WHAT IS EXPECTED: Return all lines with the word "оплата" in them.
• • •
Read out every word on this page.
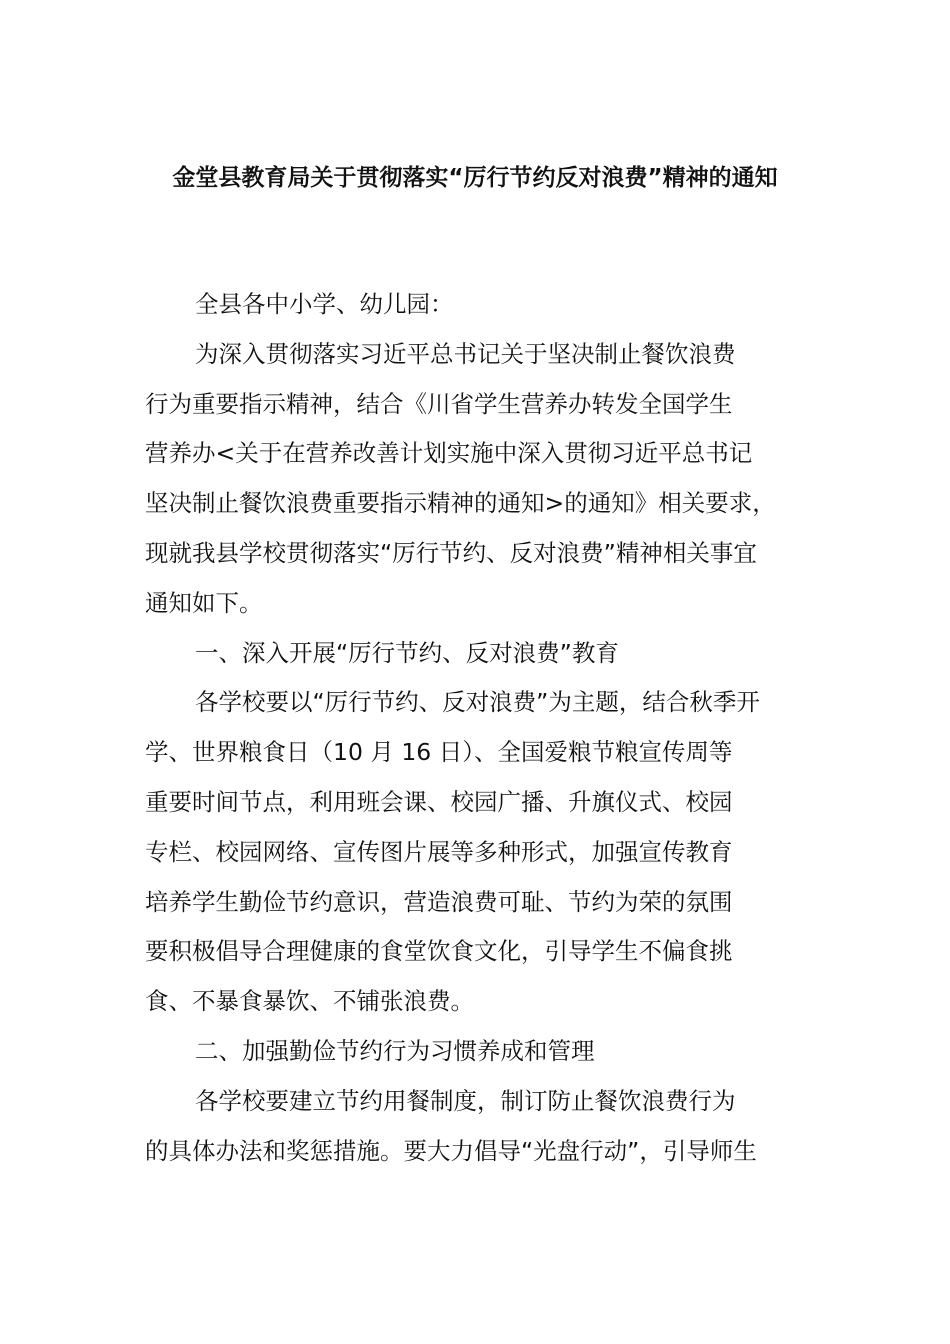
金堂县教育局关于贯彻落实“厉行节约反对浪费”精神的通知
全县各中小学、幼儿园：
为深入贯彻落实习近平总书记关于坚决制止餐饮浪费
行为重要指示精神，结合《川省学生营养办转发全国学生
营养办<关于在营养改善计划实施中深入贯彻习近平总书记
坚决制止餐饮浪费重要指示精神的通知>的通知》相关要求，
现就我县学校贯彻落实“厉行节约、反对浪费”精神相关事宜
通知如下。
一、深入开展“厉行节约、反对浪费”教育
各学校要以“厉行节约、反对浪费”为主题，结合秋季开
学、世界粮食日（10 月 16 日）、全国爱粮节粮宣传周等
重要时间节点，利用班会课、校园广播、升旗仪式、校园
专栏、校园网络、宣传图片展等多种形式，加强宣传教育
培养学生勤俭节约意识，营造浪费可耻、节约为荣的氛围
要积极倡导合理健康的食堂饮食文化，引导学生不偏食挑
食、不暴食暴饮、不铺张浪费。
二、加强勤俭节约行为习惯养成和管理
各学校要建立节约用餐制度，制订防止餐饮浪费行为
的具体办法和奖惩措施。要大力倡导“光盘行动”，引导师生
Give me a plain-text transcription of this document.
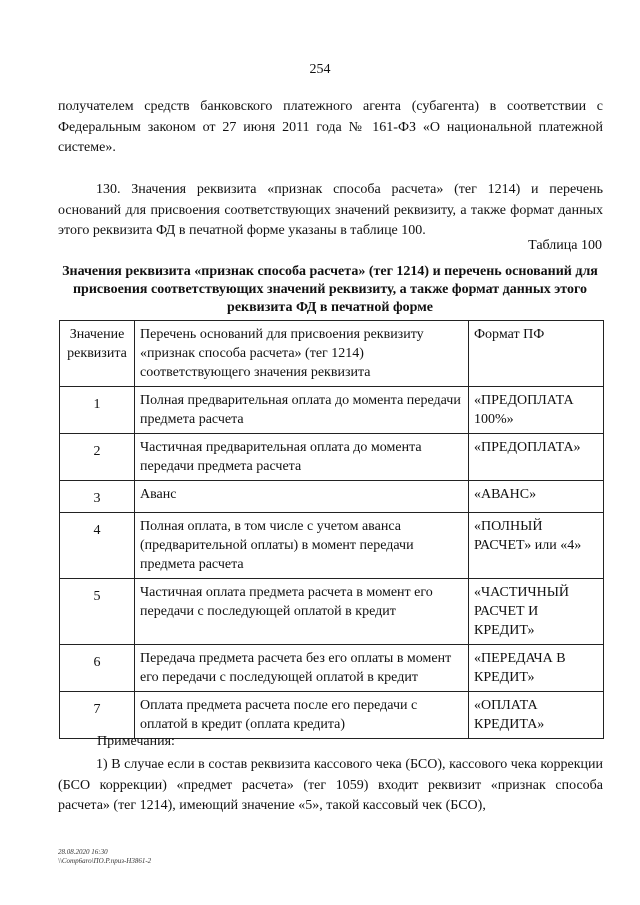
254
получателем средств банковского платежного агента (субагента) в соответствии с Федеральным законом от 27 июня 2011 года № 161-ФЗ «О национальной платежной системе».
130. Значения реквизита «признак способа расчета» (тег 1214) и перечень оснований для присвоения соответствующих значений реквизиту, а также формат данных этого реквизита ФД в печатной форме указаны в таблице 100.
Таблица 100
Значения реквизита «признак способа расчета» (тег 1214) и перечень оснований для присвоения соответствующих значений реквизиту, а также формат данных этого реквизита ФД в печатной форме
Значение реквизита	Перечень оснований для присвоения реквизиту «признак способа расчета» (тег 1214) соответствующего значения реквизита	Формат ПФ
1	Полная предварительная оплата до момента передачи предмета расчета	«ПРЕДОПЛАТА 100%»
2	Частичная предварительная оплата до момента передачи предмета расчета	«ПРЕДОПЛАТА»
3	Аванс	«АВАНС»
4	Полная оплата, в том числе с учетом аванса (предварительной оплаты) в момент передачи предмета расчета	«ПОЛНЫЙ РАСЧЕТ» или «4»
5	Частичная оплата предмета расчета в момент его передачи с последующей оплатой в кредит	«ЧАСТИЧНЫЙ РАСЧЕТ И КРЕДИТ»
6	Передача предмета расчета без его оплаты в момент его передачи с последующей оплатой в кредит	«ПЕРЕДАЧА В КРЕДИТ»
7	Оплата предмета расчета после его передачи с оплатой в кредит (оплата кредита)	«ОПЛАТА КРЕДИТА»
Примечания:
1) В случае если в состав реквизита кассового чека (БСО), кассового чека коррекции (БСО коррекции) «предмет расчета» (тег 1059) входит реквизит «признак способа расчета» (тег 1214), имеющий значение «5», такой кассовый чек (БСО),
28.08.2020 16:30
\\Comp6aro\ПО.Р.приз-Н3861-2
• • •
EXERCISE ANSWER:
1	Полная предварительная оплата до момента передачи предмета расчета	«ПРЕДОПЛАТА 100%»
2	Частичная предварительная оплата до момента передачи предмета расчета	«ПРЕДОПЛАТА»
4	Полная оплата, в том числе с учетом аванса (предварительной оплаты) в момент передачи предмета расчета	«ПОЛНЫЙ РАСЧЕТ» или «4»
5	Частичная оплата предмета расчета в момент его передачи с последующей оплатой в кредит	«ЧАСТИЧНЫЙ РАСЧЕТ И КРЕДИТ»
7	Оплата предмета расчета после его передачи с оплатой в кредит (оплата кредита)	«ОПЛАТА КРЕДИТА»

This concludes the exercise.